------ Listing
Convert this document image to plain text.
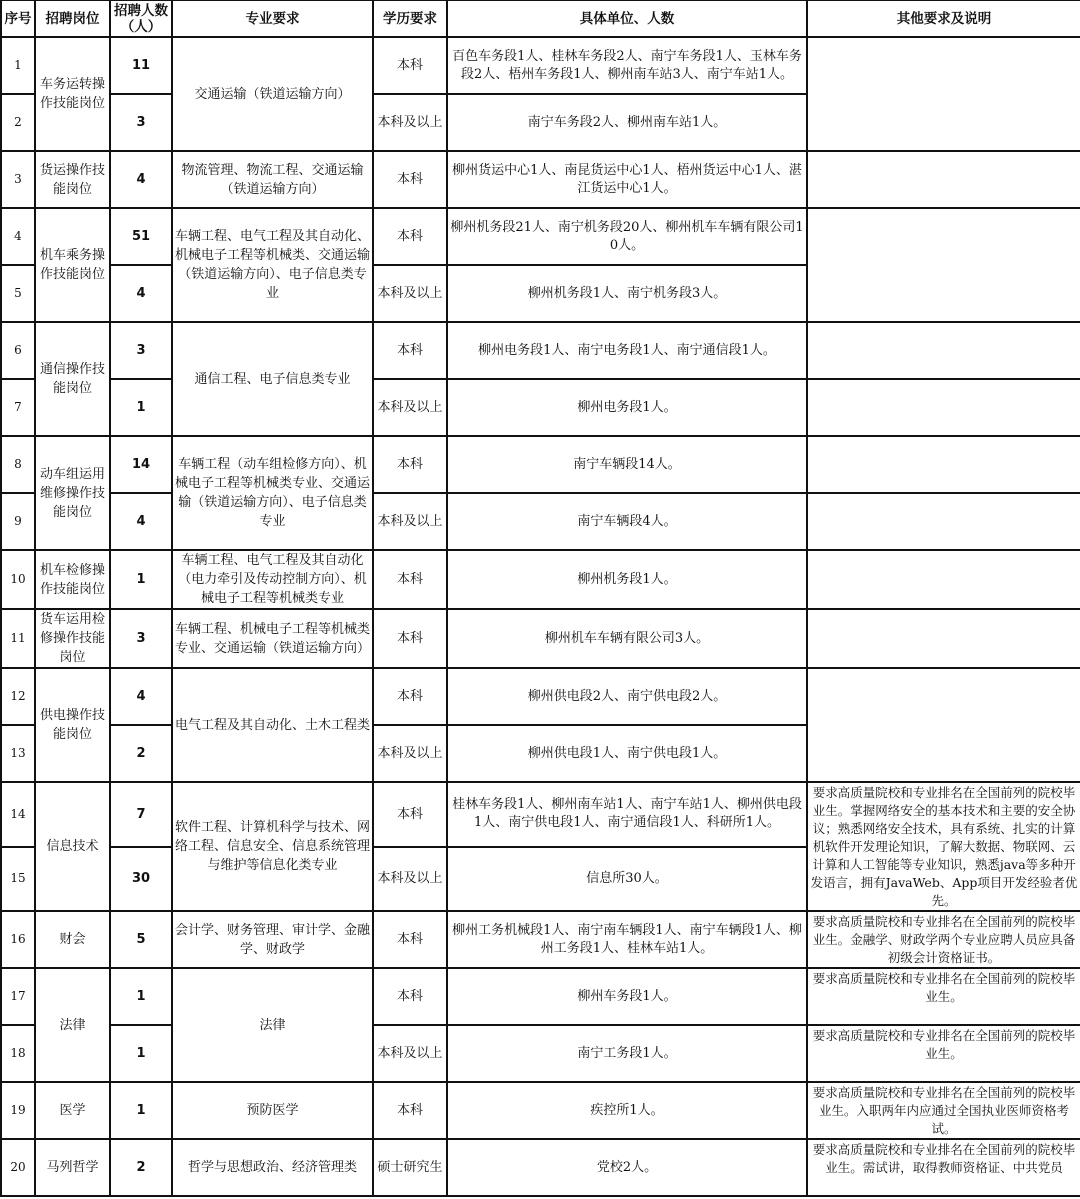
序号	招聘岗位	招聘人数（人）	专业要求	学历要求	具体单位、人数	其他要求及说明
1	车务运转操作技能岗位	11	交通运输（铁道运输方向）	本科	百色车务段1人、桂林车务段2人、南宁车务段1人、玉林车务段2人、梧州车务段1人、柳州南车站3人、南宁车站1人。	
2		3		本科及以上	南宁车务段2人、柳州南车站1人。	
3	货运操作技能岗位	4	物流管理、物流工程、交通运输（铁道运输方向）	本科	柳州货运中心1人、南昆货运中心1人、梧州货运中心1人、湛江货运中心1人。	
4	机车乘务操作技能岗位	51	车辆工程、电气工程及其自动化、机械电子工程等机械类、交通运输（铁道运输方向）、电子信息类专业	本科	柳州机务段21人、南宁机务段20人、柳州机车车辆有限公司10人。	
5		4		本科及以上	柳州机务段1人、南宁机务段3人。	
6	通信操作技能岗位	3	通信工程、电子信息类专业	本科	柳州电务段1人、南宁电务段1人、南宁通信段1人。	
7		1		本科及以上	柳州电务段1人。	
8	动车组运用维修操作技能岗位	14	车辆工程（动车组检修方向）、机械电子工程等机械类专业、交通运输（铁道运输方向）、电子信息类专业	本科	南宁车辆段14人。	
9		4		本科及以上	南宁车辆段4人。	
10	机车检修操作技能岗位	1	车辆工程、电气工程及其自动化（电力牵引及传动控制方向）、机械电子工程等机械类专业	本科	柳州机务段1人。	
11	货车运用检修操作技能岗位	3	车辆工程、机械电子工程等机械类专业、交通运输（铁道运输方向）	本科	柳州机车车辆有限公司3人。	
12	供电操作技能岗位	4	电气工程及其自动化、土木工程类	本科	柳州供电段2人、南宁供电段2人。	
13		2		本科及以上	柳州供电段1人、南宁供电段1人。	
14	信息技术	7	软件工程、计算机科学与技术、网络工程、信息安全、信息系统管理与维护等信息化类专业	本科	桂林车务段1人、柳州南车站1人、南宁车站1人、柳州供电段1人、南宁供电段1人、南宁通信段1人、科研所1人。	要求高质量院校和专业排名在全国前列的院校毕业生。掌握网络安全的基本技术和主要的安全协议；熟悉网络安全技术，具有系统、扎实的计算机软件开发理论知识，了解大数据、物联网、云计算和人工智能等专业知识，熟悉java等多种开发语言，拥有JavaWeb、App项目开发经验者优先。
15		30		本科及以上	信息所30人。	
16	财会	5	会计学、财务管理、审计学、金融学、财政学	本科	柳州工务机械段1人、南宁南车辆段1人、南宁车辆段1人、柳州工务段1人、桂林车站1人。	要求高质量院校和专业排名在全国前列的院校毕业生。金融学、财政学两个专业应聘人员应具备初级会计资格证书。
17	法律	1	法律	本科	柳州车务段1人。	要求高质量院校和专业排名在全国前列的院校毕业生。
18		1		本科及以上	南宁工务段1人。	要求高质量院校和专业排名在全国前列的院校毕业生。
19	医学	1	预防医学	本科	疾控所1人。	要求高质量院校和专业排名在全国前列的院校毕业生。入职两年内应通过全国执业医师资格考试。
20	马列哲学	2	哲学与思想政治、经济管理类	硕士研究生	党校2人。	要求高质量院校和专业排名在全国前列的院校毕业生。需试讲，取得教师资格证、中共党员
------------
◆ **Objective**
Leave out the pictures and retype every line above exactly.

◆ **Result of this exercise**
Convert this document image to plain text.
序号	招聘岗位	招聘人数（人）	专业要求	学历要求	具体单位、人数	其他要求及说明
1	车务运转操作技能岗位	11	交通运输（铁道运输方向）	本科	百色车务段1人、桂林车务段2人、南宁车务段1人、玉林车务段2人、梧州车务段1人、柳州南车站3人、南宁车站1人。	
2		3		本科及以上	南宁车务段2人、柳州南车站1人。	
3	货运操作技能岗位	4	物流管理、物流工程、交通运输（铁道运输方向）	本科	柳州货运中心1人、南昆货运中心1人、梧州货运中心1人、湛江货运中心1人。	
4	机车乘务操作技能岗位	51	车辆工程、电气工程及其自动化、机械电子工程等机械类、交通运输（铁道运输方向）、电子信息类专业	本科	柳州机务段21人、南宁机务段20人、柳州机车车辆有限公司10人。	
5		4		本科及以上	柳州机务段1人、南宁机务段3人。	
6	通信操作技能岗位	3	通信工程、电子信息类专业	本科	柳州电务段1人、南宁电务段1人、南宁通信段1人。	
7		1		本科及以上	柳州电务段1人。	
8	动车组运用维修操作技能岗位	14	车辆工程（动车组检修方向）、机械电子工程等机械类专业、交通运输（铁道运输方向）、电子信息类专业	本科	南宁车辆段14人。	
9		4		本科及以上	南宁车辆段4人。	
10	机车检修操作技能岗位	1	车辆工程、电气工程及其自动化（电力牵引及传动控制方向）、机械电子工程等机械类专业	本科	柳州机务段1人。	
11	货车运用检修操作技能岗位	3	车辆工程、机械电子工程等机械类专业、交通运输（铁道运输方向）	本科	柳州机车车辆有限公司3人。	
12	供电操作技能岗位	4	电气工程及其自动化、土木工程类	本科	柳州供电段2人、南宁供电段2人。	
13		2		本科及以上	柳州供电段1人、南宁供电段1人。	
14	信息技术	7	软件工程、计算机科学与技术、网络工程、信息安全、信息系统管理与维护等信息化类专业	本科	桂林车务段1人、柳州南车站1人、南宁车站1人、柳州供电段1人、南宁供电段1人、南宁通信段1人、科研所1人。	要求高质量院校和专业排名在全国前列的院校毕业生。掌握网络安全的基本技术和主要的安全协议；熟悉网络安全技术，具有系统、扎实的计算机软件开发理论知识，了解大数据、物联网、云计算和人工智能等专业知识，熟悉java等多种开发语言，拥有JavaWeb、App项目开发经验者优先。
15		30		本科及以上	信息所30人。	
16	财会	5	会计学、财务管理、审计学、金融学、财政学	本科	柳州工务机械段1人、南宁南车辆段1人、南宁车辆段1人、柳州工务段1人、桂林车站1人。	要求高质量院校和专业排名在全国前列的院校毕业生。金融学、财政学两个专业应聘人员应具备初级会计资格证书。
17	法律	1	法律	本科	柳州车务段1人。	要求高质量院校和专业排名在全国前列的院校毕业生。
18		1		本科及以上	南宁工务段1人。	要求高质量院校和专业排名在全国前列的院校毕业生。
19	医学	1	预防医学	本科	疾控所1人。	要求高质量院校和专业排名在全国前列的院校毕业生。入职两年内应通过全国执业医师资格考试。
20	马列哲学	2	哲学与思想政治、经济管理类	硕士研究生	党校2人。	要求高质量院校和专业排名在全国前列的院校毕业生。需试讲，取得教师资格证、中共党员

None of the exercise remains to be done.